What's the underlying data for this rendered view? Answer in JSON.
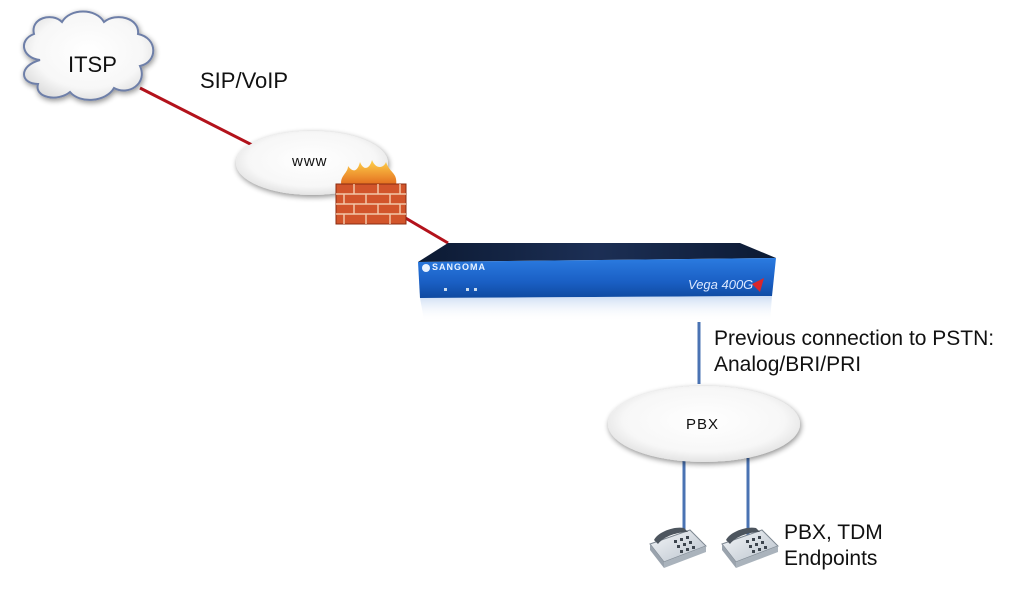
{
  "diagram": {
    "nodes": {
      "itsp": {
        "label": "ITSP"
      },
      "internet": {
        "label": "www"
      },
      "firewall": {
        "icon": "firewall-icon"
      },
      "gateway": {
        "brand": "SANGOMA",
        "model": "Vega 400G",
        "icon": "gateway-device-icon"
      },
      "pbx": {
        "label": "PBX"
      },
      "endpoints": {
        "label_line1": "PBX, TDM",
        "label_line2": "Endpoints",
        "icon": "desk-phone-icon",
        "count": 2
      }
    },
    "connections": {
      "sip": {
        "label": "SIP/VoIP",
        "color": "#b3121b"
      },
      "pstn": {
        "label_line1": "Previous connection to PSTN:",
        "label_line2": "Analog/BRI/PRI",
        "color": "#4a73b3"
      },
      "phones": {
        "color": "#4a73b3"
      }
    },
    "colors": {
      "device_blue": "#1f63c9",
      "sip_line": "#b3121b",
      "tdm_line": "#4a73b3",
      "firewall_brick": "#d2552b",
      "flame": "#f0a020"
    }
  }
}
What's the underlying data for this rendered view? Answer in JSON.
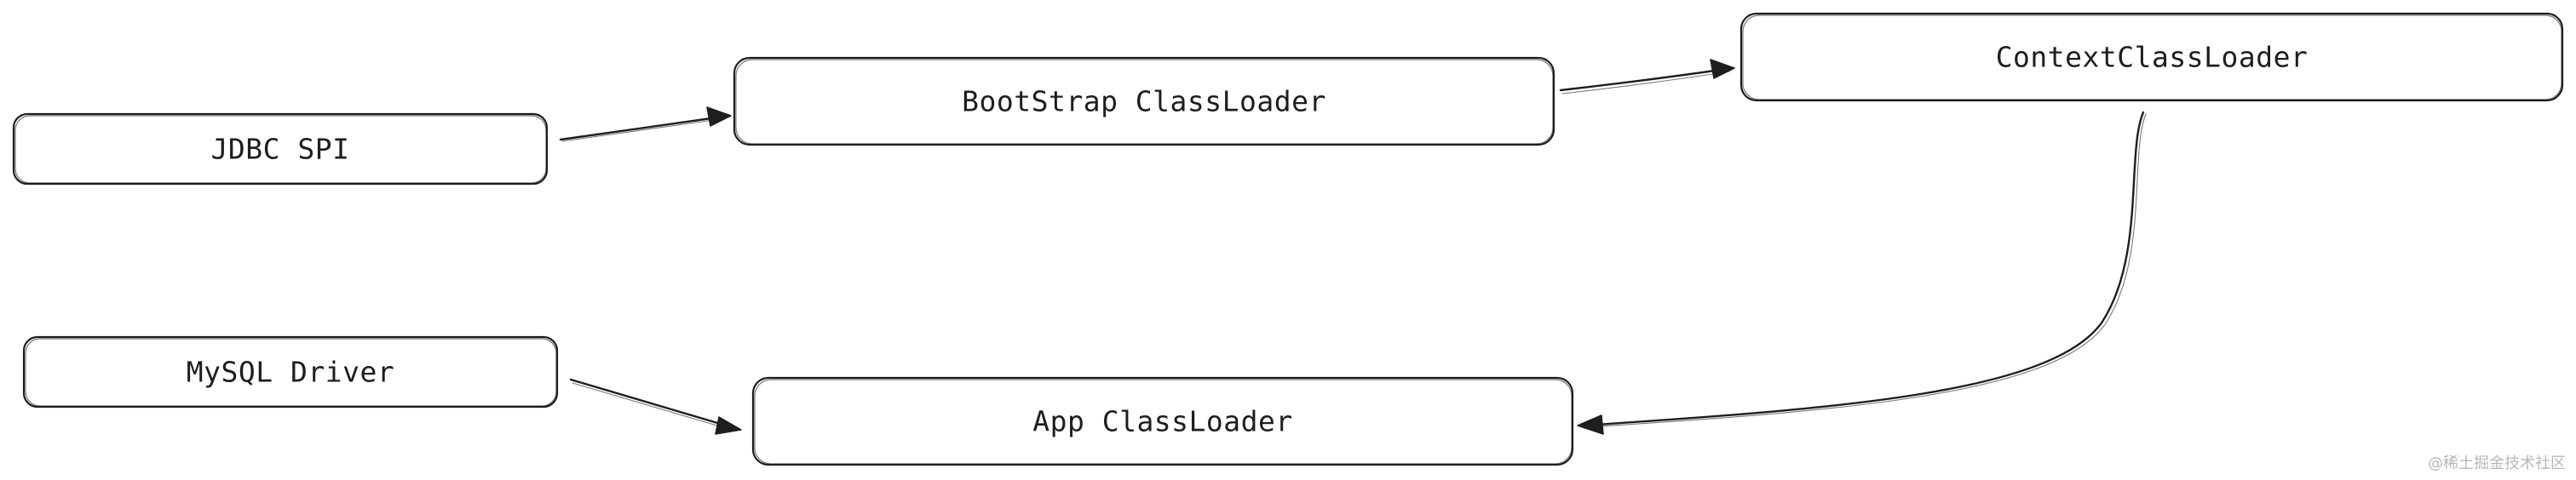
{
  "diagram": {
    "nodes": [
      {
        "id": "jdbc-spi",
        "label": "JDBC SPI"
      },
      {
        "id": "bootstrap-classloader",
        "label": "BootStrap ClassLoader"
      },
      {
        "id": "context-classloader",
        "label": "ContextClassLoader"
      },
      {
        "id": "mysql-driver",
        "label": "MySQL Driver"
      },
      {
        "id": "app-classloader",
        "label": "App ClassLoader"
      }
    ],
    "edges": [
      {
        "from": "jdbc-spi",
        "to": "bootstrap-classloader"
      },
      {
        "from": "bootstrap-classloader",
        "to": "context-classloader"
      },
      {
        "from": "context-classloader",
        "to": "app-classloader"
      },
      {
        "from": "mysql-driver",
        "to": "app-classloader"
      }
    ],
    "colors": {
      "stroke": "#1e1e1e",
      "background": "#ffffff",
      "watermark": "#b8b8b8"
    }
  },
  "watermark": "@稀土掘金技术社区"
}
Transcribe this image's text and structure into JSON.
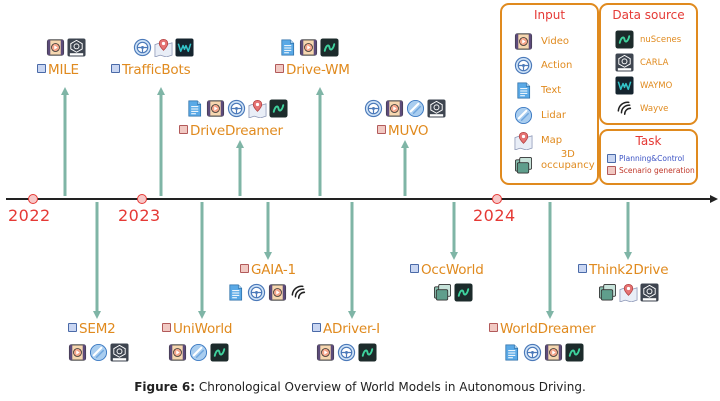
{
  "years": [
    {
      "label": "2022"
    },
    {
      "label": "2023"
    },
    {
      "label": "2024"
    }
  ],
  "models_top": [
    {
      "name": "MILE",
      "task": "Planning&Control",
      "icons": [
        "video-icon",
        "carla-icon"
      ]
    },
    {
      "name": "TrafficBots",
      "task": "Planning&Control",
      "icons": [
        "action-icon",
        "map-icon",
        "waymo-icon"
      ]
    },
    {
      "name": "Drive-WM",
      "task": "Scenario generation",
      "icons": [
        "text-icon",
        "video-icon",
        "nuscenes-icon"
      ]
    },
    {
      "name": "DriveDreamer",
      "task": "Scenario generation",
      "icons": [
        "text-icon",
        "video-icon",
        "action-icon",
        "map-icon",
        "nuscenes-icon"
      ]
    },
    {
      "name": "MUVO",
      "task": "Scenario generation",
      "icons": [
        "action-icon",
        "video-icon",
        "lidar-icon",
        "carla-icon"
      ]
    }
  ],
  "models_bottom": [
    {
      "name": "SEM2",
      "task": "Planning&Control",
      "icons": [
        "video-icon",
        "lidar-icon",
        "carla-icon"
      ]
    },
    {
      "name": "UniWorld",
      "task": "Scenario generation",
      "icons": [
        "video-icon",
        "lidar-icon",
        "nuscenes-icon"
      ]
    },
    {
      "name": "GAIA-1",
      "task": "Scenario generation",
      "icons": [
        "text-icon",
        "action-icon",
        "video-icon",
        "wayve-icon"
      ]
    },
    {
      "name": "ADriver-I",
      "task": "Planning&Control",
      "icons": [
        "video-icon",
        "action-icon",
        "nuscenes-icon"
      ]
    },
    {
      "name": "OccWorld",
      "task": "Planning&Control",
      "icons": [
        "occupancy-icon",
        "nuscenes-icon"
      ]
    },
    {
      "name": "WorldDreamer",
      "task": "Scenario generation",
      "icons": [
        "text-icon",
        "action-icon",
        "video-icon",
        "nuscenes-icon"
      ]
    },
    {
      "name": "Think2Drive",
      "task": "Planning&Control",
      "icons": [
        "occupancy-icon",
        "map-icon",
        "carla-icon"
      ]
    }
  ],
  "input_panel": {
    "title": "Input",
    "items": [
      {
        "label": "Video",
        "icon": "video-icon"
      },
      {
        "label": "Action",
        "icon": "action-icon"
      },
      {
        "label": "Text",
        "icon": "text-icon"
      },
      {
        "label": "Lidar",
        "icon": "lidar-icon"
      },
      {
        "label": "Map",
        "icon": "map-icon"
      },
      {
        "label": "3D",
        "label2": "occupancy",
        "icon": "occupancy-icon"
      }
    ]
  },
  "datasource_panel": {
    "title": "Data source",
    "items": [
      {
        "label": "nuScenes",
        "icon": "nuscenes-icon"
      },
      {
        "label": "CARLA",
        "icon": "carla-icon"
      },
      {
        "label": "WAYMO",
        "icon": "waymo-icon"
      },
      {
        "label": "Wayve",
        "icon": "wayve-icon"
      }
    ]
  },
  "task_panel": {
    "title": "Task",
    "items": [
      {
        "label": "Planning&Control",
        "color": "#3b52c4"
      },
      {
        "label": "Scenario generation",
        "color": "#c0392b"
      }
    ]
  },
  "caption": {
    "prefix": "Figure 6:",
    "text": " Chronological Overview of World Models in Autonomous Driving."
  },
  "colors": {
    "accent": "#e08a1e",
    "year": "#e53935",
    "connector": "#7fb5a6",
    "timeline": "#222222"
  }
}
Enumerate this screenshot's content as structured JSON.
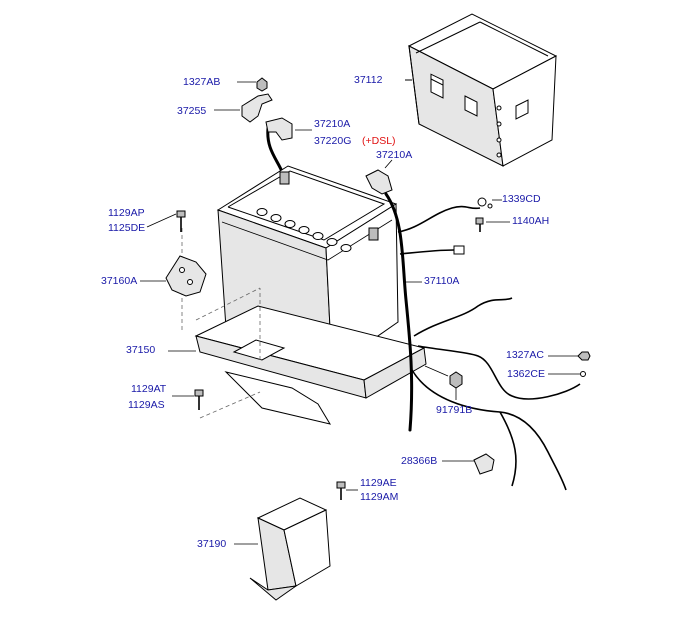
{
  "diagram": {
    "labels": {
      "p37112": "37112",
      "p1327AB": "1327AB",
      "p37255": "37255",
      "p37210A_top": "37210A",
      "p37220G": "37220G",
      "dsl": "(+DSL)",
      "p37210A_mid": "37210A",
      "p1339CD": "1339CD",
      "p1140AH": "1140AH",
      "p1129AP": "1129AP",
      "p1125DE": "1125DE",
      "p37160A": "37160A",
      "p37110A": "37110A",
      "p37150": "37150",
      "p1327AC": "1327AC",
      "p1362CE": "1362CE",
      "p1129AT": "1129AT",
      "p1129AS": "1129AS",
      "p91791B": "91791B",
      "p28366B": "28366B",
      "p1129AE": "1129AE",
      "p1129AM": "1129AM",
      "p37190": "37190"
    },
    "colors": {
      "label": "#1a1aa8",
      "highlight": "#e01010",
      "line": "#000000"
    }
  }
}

• • • •

DESCRIPTION OF THE TASK:
Copy the final portion of the records: every line from the one containing "Enumerate this screenshot's" through the last, word for word, without pictures.

EXERCISE SOLUTION:
Enumerate this screenshot's content as structured JSON.
{
  "diagram": {
    "labels": {
      "p37112": "37112",
      "p1327AB": "1327AB",
      "p37255": "37255",
      "p37210A_top": "37210A",
      "p37220G": "37220G",
      "dsl": "(+DSL)",
      "p37210A_mid": "37210A",
      "p1339CD": "1339CD",
      "p1140AH": "1140AH",
      "p1129AP": "1129AP",
      "p1125DE": "1125DE",
      "p37160A": "37160A",
      "p37110A": "37110A",
      "p37150": "37150",
      "p1327AC": "1327AC",
      "p1362CE": "1362CE",
      "p1129AT": "1129AT",
      "p1129AS": "1129AS",
      "p91791B": "91791B",
      "p28366B": "28366B",
      "p1129AE": "1129AE",
      "p1129AM": "1129AM",
      "p37190": "37190"
    },
    "colors": {
      "label": "#1a1aa8",
      "highlight": "#e01010",
      "line": "#000000"
    }
  }
}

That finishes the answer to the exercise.